▶ **What is expected**:
Find all lines in the records that include the word "atmósfera", and copy them out.

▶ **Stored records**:
***
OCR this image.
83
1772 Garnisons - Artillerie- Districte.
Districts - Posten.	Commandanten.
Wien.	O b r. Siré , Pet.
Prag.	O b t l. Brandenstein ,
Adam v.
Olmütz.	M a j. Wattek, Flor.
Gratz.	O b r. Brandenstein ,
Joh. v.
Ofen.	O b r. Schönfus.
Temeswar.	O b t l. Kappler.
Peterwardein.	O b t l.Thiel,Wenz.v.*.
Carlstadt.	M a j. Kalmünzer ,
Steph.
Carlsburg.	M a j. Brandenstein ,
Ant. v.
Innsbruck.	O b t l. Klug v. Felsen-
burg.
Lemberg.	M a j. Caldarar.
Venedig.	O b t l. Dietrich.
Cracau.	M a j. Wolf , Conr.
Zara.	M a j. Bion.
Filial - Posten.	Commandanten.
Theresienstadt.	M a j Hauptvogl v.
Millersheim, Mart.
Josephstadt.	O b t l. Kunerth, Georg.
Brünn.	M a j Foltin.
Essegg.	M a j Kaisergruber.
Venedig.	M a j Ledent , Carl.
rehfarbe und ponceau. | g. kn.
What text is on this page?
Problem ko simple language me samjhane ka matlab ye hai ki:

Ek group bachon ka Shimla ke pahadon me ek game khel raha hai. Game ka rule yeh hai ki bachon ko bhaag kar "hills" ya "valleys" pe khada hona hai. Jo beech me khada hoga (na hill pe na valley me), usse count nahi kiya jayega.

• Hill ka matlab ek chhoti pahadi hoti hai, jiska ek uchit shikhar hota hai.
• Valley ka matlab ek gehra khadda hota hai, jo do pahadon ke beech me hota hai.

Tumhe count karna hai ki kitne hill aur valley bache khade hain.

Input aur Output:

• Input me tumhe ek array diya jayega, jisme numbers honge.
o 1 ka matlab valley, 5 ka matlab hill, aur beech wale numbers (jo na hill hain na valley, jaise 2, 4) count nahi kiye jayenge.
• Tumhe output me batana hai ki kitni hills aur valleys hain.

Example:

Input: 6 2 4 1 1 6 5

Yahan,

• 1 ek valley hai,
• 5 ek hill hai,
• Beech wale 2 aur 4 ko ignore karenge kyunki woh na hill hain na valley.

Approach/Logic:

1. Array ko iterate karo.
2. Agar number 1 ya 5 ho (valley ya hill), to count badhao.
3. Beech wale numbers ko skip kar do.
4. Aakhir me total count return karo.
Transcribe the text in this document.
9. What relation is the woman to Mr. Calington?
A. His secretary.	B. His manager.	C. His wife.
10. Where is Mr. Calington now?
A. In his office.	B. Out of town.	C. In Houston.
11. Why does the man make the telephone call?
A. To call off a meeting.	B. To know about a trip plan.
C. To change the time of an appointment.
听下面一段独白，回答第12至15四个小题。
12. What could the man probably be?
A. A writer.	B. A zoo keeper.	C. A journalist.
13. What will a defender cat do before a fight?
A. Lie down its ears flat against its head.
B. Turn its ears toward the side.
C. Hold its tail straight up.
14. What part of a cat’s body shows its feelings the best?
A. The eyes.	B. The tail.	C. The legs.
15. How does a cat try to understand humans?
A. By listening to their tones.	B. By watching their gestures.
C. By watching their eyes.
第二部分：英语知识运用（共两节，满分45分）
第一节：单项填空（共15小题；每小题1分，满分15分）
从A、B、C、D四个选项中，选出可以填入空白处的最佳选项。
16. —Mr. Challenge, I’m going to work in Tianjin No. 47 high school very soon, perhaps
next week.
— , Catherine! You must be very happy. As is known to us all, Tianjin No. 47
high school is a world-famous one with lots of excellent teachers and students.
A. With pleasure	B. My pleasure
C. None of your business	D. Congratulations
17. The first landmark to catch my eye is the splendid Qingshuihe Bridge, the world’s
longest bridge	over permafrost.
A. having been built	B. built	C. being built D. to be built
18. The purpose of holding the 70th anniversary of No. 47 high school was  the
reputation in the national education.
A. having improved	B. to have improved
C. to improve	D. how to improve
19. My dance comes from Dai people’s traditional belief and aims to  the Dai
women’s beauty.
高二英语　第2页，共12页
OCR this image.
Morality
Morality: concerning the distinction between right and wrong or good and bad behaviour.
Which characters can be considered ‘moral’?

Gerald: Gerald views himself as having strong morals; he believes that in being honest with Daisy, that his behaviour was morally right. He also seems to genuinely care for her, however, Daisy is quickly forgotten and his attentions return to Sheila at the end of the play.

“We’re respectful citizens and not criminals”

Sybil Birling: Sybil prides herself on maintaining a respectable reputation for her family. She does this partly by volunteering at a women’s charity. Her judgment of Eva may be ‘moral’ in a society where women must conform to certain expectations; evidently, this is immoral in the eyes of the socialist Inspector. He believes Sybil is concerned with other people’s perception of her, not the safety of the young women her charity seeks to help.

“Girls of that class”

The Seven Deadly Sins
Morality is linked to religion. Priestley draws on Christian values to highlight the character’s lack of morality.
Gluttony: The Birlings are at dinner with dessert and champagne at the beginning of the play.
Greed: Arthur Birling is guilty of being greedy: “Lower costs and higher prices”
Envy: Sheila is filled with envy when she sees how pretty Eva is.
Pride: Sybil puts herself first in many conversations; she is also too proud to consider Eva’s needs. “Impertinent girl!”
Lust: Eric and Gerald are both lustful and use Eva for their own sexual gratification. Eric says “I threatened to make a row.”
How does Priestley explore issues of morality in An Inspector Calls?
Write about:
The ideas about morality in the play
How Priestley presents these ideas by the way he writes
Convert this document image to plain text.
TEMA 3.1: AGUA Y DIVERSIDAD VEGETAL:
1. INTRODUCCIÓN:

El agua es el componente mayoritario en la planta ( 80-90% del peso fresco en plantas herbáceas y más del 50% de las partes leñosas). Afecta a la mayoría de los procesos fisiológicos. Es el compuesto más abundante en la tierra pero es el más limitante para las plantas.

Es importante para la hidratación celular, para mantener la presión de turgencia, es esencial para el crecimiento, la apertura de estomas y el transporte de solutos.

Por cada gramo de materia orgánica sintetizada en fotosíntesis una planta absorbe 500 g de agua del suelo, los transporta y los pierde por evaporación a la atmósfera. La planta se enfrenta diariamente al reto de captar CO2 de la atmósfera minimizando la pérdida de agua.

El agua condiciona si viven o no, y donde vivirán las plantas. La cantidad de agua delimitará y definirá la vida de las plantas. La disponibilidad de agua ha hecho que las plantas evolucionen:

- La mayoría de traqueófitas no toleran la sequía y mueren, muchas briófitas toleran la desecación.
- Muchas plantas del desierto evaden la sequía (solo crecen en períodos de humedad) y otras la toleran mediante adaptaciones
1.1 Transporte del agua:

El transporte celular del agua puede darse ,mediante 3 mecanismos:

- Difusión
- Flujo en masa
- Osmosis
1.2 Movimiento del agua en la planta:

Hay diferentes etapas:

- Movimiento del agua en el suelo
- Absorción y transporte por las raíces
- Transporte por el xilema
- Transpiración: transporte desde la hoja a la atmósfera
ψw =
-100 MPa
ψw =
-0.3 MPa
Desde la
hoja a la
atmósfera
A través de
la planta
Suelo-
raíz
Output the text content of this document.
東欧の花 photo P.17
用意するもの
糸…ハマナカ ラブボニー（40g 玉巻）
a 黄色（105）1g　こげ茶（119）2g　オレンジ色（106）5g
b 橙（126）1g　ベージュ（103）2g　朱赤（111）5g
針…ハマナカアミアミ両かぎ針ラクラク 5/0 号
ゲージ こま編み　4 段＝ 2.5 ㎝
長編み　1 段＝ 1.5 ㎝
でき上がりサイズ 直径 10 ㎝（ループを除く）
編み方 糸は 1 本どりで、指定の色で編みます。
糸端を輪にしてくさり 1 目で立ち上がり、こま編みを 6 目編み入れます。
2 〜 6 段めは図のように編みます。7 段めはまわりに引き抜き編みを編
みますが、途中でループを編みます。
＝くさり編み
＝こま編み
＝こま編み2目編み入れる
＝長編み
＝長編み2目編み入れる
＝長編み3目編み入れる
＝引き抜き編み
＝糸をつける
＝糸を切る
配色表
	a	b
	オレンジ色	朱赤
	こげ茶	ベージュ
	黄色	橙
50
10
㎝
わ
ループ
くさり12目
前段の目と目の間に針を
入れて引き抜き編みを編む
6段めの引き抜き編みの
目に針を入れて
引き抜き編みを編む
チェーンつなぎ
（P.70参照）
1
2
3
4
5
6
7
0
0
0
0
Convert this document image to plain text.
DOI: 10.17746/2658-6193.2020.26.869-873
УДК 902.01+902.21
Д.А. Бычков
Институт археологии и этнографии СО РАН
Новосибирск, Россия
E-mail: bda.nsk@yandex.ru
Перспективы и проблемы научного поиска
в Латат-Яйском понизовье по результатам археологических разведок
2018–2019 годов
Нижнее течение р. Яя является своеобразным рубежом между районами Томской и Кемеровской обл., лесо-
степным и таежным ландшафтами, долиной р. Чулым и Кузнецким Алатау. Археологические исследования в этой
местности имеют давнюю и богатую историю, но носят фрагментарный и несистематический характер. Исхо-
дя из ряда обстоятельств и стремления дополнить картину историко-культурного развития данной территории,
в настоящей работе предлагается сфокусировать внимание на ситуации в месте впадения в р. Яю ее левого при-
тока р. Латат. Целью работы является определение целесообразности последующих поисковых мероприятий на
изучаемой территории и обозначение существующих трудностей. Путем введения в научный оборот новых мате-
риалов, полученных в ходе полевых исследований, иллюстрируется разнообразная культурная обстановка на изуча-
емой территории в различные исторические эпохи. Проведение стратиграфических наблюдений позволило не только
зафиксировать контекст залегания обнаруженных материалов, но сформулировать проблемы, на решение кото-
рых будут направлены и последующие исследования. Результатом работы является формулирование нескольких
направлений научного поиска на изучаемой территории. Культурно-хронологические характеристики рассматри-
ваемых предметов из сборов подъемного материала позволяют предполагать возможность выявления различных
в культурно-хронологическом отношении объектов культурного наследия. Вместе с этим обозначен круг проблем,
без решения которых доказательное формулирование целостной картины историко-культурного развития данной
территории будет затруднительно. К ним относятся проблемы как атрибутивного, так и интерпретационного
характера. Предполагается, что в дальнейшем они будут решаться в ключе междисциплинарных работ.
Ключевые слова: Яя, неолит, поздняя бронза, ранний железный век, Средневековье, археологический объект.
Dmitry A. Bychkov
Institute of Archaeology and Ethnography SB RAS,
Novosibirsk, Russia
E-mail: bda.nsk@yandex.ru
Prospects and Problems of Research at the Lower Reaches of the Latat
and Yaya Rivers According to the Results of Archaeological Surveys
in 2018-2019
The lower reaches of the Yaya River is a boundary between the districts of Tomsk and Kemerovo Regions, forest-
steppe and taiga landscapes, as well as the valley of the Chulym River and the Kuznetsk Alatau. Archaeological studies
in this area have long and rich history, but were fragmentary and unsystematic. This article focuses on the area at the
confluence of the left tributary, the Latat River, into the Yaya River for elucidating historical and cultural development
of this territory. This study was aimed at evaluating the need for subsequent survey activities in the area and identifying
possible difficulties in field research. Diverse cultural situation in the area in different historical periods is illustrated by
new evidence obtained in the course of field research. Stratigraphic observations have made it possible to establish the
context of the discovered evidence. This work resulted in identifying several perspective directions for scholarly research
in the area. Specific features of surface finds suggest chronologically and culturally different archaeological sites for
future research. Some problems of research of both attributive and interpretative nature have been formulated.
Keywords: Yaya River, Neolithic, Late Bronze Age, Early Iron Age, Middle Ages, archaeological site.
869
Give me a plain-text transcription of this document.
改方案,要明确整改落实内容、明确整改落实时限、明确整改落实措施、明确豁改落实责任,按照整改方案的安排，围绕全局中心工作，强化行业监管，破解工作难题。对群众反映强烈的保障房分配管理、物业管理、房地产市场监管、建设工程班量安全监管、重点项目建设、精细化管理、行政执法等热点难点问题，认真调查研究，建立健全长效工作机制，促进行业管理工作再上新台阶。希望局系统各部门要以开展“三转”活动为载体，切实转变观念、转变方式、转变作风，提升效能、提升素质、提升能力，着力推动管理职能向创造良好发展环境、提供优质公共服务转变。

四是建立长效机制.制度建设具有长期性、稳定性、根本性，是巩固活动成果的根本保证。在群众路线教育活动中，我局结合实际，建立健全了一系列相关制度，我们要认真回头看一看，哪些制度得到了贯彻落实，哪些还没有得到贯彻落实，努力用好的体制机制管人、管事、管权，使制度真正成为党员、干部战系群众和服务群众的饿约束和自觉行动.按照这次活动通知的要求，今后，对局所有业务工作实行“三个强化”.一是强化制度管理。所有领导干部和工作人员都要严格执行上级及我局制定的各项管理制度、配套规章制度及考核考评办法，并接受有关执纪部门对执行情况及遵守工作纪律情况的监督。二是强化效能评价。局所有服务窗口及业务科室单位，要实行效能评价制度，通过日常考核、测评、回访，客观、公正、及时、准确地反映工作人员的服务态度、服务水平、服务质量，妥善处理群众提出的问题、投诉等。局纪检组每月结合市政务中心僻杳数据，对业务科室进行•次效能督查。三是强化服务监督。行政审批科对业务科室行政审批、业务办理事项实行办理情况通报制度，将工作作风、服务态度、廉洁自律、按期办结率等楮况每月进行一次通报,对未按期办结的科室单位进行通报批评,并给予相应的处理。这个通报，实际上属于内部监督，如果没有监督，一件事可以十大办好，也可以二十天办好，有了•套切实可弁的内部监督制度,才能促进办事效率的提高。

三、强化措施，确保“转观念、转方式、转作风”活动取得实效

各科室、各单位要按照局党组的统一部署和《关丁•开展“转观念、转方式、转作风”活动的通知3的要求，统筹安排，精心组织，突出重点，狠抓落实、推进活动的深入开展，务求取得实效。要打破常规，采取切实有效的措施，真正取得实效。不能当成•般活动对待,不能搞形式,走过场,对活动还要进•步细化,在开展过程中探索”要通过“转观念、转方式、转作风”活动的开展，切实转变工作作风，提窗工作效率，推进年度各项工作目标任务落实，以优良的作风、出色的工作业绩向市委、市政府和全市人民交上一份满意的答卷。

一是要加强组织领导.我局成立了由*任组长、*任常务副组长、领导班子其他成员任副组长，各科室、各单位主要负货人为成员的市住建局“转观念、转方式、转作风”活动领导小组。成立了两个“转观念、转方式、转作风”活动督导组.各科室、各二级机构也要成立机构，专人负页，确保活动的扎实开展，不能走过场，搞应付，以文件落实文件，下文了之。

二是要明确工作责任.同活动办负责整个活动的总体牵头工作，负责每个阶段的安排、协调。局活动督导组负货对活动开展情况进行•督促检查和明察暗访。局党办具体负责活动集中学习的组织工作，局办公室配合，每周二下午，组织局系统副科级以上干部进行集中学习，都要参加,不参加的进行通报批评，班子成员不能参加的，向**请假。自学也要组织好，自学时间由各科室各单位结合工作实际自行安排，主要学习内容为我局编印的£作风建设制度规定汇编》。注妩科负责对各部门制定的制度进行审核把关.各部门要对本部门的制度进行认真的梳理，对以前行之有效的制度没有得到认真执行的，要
***
▶ **Reply**:
Por cada gramo de materia orgánica sintetizada en fotosíntesis una planta absorbe 500 g de agua del suelo, los transporta y los pierde por evaporación a la atmósfera. La planta se enfrenta diariamente al reto de captar CO2 de la atmósfera minimizando la pérdida de agua.
- Transpiración: transporte desde la hoja a la atmósfera
atmósfera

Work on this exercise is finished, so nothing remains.